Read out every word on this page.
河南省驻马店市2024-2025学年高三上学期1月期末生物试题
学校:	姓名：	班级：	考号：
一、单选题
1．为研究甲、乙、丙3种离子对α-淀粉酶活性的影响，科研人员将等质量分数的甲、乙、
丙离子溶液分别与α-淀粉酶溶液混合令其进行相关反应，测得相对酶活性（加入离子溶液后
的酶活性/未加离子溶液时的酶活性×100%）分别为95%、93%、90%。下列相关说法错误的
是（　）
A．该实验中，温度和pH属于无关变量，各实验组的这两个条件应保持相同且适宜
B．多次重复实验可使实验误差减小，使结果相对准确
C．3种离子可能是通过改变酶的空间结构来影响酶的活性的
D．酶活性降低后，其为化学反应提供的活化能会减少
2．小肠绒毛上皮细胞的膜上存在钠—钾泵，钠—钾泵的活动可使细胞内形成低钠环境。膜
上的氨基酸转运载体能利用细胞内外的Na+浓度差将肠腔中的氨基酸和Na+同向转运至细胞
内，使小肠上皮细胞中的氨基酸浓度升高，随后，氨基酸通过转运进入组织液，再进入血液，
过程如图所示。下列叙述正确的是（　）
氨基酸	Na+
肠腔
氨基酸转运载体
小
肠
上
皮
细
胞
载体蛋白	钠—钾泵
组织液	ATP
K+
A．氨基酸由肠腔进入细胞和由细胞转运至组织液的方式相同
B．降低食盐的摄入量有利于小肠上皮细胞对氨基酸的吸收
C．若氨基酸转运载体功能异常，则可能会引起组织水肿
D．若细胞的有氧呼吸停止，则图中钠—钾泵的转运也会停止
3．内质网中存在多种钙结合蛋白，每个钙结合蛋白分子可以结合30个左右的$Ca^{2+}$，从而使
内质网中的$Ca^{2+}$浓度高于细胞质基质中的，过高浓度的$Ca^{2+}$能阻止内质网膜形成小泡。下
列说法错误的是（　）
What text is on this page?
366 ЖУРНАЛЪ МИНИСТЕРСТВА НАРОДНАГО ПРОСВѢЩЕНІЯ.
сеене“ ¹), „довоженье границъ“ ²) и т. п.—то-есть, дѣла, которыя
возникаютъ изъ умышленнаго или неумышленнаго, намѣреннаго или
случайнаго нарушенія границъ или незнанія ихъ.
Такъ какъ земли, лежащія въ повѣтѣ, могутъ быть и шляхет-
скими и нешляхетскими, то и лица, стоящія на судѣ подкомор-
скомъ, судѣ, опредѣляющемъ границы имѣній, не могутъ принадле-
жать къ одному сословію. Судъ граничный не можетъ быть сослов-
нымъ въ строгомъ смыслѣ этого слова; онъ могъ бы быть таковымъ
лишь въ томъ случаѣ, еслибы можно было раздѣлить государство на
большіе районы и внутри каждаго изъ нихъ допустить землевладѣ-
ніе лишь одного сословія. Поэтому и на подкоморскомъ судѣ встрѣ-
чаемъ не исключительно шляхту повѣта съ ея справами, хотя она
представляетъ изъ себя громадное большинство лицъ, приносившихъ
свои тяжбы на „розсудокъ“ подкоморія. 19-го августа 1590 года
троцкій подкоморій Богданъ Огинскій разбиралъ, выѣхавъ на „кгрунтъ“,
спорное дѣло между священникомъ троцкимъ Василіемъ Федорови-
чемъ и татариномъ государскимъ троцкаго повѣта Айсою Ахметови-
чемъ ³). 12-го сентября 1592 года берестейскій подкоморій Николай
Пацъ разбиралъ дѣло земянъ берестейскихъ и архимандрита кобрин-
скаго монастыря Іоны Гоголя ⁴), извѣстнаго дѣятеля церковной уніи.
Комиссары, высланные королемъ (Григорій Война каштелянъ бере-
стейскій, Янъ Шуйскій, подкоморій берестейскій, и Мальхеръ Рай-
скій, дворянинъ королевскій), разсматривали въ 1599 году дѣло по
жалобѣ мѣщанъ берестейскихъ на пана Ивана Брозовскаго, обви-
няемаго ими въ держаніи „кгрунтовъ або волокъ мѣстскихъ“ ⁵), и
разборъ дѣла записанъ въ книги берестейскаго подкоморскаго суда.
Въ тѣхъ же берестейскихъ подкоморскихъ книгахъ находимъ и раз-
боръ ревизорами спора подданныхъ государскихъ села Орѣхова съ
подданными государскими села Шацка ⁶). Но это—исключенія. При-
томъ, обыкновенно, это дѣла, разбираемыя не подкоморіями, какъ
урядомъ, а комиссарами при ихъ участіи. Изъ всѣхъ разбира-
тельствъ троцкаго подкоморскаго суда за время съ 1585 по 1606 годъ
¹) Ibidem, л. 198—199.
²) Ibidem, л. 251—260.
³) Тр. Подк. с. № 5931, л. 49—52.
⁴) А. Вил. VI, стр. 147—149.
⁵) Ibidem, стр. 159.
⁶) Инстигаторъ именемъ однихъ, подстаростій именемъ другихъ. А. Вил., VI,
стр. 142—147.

★ ★ ★ ★ ★ ★ ★

Task goal
Copy every line of the records word for word.

Solution for this task
Read out every word on this page.
河南省驻马店市2024-2025学年高三上学期1月期末生物试题
学校:	姓名：	班级：	考号：
一、单选题
1．为研究甲、乙、丙3种离子对α-淀粉酶活性的影响，科研人员将等质量分数的甲、乙、
丙离子溶液分别与α-淀粉酶溶液混合令其进行相关反应，测得相对酶活性（加入离子溶液后
的酶活性/未加离子溶液时的酶活性×100%）分别为95%、93%、90%。下列相关说法错误的
是（　）
A．该实验中，温度和pH属于无关变量，各实验组的这两个条件应保持相同且适宜
B．多次重复实验可使实验误差减小，使结果相对准确
C．3种离子可能是通过改变酶的空间结构来影响酶的活性的
D．酶活性降低后，其为化学反应提供的活化能会减少
2．小肠绒毛上皮细胞的膜上存在钠—钾泵，钠—钾泵的活动可使细胞内形成低钠环境。膜
上的氨基酸转运载体能利用细胞内外的Na+浓度差将肠腔中的氨基酸和Na+同向转运至细胞
内，使小肠上皮细胞中的氨基酸浓度升高，随后，氨基酸通过转运进入组织液，再进入血液，
过程如图所示。下列叙述正确的是（　）
氨基酸	Na+
肠腔
氨基酸转运载体
小
肠
上
皮
细
胞
载体蛋白	钠—钾泵
组织液	ATP
K+
A．氨基酸由肠腔进入细胞和由细胞转运至组织液的方式相同
B．降低食盐的摄入量有利于小肠上皮细胞对氨基酸的吸收
C．若氨基酸转运载体功能异常，则可能会引起组织水肿
D．若细胞的有氧呼吸停止，则图中钠—钾泵的转运也会停止
3．内质网中存在多种钙结合蛋白，每个钙结合蛋白分子可以结合30个左右的$Ca^{2+}$，从而使
内质网中的$Ca^{2+}$浓度高于细胞质基质中的，过高浓度的$Ca^{2+}$能阻止内质网膜形成小泡。下
列说法错误的是（　）
What text is on this page?
366 ЖУРНАЛЪ МИНИСТЕРСТВА НАРОДНАГО ПРОСВѢЩЕНІЯ.
сеене“ ¹), „довоженье границъ“ ²) и т. п.—то-есть, дѣла, которыя
возникаютъ изъ умышленнаго или неумышленнаго, намѣреннаго или
случайнаго нарушенія границъ или незнанія ихъ.
Такъ какъ земли, лежащія въ повѣтѣ, могутъ быть и шляхет-
скими и нешляхетскими, то и лица, стоящія на судѣ подкомор-
скомъ, судѣ, опредѣляющемъ границы имѣній, не могутъ принадле-
жать къ одному сословію. Судъ граничный не можетъ быть сослов-
нымъ въ строгомъ смыслѣ этого слова; онъ могъ бы быть таковымъ
лишь въ томъ случаѣ, еслибы можно было раздѣлить государство на
большіе районы и внутри каждаго изъ нихъ допустить землевладѣ-
ніе лишь одного сословія. Поэтому и на подкоморскомъ судѣ встрѣ-
чаемъ не исключительно шляхту повѣта съ ея справами, хотя она
представляетъ изъ себя громадное большинство лицъ, приносившихъ
свои тяжбы на „розсудокъ“ подкоморія. 19-го августа 1590 года
троцкій подкоморій Богданъ Огинскій разбиралъ, выѣхавъ на „кгрунтъ“,
спорное дѣло между священникомъ троцкимъ Василіемъ Федорови-
чемъ и татариномъ государскимъ троцкаго повѣта Айсою Ахметови-
чемъ ³). 12-го сентября 1592 года берестейскій подкоморій Николай
Пацъ разбиралъ дѣло земянъ берестейскихъ и архимандрита кобрин-
скаго монастыря Іоны Гоголя ⁴), извѣстнаго дѣятеля церковной уніи.
Комиссары, высланные королемъ (Григорій Война каштелянъ бере-
стейскій, Янъ Шуйскій, подкоморій берестейскій, и Мальхеръ Рай-
скій, дворянинъ королевскій), разсматривали въ 1599 году дѣло по
жалобѣ мѣщанъ берестейскихъ на пана Ивана Брозовскаго, обви-
няемаго ими въ держаніи „кгрунтовъ або волокъ мѣстскихъ“ ⁵), и
разборъ дѣла записанъ въ книги берестейскаго подкоморскаго суда.
Въ тѣхъ же берестейскихъ подкоморскихъ книгахъ находимъ и раз-
боръ ревизорами спора подданныхъ государскихъ села Орѣхова съ
подданными государскими села Шацка ⁶). Но это—исключенія. При-
томъ, обыкновенно, это дѣла, разбираемыя не подкоморіями, какъ
урядомъ, а комиссарами при ихъ участіи. Изъ всѣхъ разбира-
тельствъ троцкаго подкоморскаго суда за время съ 1585 по 1606 годъ
¹) Ibidem, л. 198—199.
²) Ibidem, л. 251—260.
³) Тр. Подк. с. № 5931, л. 49—52.
⁴) А. Вил. VI, стр. 147—149.
⁵) Ibidem, стр. 159.
⁶) Инстигаторъ именемъ однихъ, подстаростій именемъ другихъ. А. Вил., VI,
стр. 142—147.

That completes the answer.